- The task: Write out every line of the material exactly as it appears.

## START Provided data

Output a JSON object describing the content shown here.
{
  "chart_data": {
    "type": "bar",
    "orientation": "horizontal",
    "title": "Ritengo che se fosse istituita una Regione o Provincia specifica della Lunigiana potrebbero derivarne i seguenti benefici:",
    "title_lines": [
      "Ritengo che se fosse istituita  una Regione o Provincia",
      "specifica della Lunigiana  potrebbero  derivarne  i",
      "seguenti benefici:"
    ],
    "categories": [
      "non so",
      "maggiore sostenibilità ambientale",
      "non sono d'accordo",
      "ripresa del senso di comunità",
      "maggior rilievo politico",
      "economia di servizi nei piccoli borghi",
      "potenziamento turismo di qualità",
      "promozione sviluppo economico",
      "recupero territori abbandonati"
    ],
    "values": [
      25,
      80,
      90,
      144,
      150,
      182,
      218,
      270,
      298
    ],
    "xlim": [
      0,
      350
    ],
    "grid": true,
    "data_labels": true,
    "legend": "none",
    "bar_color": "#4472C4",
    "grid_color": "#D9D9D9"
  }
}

## END Provided data

- Final answer:
Output a JSON object describing the content shown here.
{
  "chart_data": {
    "type": "bar",
    "orientation": "horizontal",
    "title": "Ritengo che se fosse istituita una Regione o Provincia specifica della Lunigiana potrebbero derivarne i seguenti benefici:",
    "title_lines": [
      "Ritengo che se fosse istituita  una Regione o Provincia",
      "specifica della Lunigiana  potrebbero  derivarne  i",
      "seguenti benefici:"
    ],
    "categories": [
      "non so",
      "maggiore sostenibilità ambientale",
      "non sono d'accordo",
      "ripresa del senso di comunità",
      "maggior rilievo politico",
      "economia di servizi nei piccoli borghi",
      "potenziamento turismo di qualità",
      "promozione sviluppo economico",
      "recupero territori abbandonati"
    ],
    "values": [
      25,
      80,
      90,
      144,
      150,
      182,
      218,
      270,
      298
    ],
    "xlim": [
      0,
      350
    ],
    "grid": true,
    "data_labels": true,
    "legend": "none",
    "bar_color": "#4472C4",
    "grid_color": "#D9D9D9"
  }
}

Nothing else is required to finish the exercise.